> _AIM OF THE EXERCISE_: Copy every line of the data in which the word "Automatic" occurs.
◆ ◆ ◆ ◆ ◆
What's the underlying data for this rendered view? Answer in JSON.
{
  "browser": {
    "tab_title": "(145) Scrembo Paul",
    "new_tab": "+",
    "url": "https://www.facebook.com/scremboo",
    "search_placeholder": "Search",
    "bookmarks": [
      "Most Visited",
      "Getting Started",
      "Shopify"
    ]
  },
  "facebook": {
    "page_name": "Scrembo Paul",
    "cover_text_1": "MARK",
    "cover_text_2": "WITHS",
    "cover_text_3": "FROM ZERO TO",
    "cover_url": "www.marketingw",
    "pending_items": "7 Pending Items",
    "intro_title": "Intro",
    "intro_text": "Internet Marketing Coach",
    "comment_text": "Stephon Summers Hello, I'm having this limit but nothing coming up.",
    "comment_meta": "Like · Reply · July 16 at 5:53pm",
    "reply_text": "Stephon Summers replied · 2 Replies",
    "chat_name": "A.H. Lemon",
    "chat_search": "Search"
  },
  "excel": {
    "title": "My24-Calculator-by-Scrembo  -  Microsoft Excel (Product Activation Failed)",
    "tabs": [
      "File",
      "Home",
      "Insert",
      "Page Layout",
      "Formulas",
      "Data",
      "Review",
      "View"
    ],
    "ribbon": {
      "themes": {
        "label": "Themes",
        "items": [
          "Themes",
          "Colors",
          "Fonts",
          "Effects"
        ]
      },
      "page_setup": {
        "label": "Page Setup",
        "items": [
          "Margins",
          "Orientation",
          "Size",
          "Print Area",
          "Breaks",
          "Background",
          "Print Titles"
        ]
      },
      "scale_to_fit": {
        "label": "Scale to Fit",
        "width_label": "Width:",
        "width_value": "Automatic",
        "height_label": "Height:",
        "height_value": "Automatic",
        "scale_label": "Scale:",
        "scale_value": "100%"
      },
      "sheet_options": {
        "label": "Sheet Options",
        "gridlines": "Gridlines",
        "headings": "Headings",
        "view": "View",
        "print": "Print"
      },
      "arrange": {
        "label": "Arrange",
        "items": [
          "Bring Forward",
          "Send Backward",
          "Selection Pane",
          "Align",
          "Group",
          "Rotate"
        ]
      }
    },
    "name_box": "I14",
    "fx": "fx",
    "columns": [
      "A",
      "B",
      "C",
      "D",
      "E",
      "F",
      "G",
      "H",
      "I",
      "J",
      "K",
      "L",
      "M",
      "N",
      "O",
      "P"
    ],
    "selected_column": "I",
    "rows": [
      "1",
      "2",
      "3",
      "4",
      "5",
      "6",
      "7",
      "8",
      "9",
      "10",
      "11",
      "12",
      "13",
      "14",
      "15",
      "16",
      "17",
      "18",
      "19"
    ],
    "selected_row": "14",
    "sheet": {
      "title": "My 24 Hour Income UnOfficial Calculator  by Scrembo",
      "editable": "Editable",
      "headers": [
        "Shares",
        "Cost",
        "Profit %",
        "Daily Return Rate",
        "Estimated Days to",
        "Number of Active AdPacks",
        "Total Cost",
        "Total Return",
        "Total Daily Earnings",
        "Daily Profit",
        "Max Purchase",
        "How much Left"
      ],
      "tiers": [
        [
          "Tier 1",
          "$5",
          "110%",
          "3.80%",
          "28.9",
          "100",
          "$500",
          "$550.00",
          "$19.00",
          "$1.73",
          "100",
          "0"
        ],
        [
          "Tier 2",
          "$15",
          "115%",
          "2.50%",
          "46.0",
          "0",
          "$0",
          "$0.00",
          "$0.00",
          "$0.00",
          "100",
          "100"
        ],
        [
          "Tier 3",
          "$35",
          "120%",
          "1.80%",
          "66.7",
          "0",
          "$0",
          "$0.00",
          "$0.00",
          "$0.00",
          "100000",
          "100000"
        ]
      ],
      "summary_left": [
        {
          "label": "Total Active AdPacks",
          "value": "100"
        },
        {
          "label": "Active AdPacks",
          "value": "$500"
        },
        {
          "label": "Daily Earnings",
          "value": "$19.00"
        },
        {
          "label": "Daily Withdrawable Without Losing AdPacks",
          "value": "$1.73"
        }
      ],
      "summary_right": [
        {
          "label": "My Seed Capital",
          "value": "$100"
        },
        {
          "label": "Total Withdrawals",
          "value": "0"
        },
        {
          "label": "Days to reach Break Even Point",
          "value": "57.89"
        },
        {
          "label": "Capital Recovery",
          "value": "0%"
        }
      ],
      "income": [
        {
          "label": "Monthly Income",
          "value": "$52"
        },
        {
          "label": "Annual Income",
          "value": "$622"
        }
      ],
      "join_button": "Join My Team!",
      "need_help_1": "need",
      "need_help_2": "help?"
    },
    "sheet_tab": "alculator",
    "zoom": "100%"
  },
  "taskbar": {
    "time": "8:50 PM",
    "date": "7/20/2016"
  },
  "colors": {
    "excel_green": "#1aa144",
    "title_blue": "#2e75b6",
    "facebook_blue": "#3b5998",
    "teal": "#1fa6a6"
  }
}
◆ ◆ ◆ ◆ ◆
> _RESULT OF THIS TASK_:
        "width_value": "Automatic",
        "height_value": "Automatic",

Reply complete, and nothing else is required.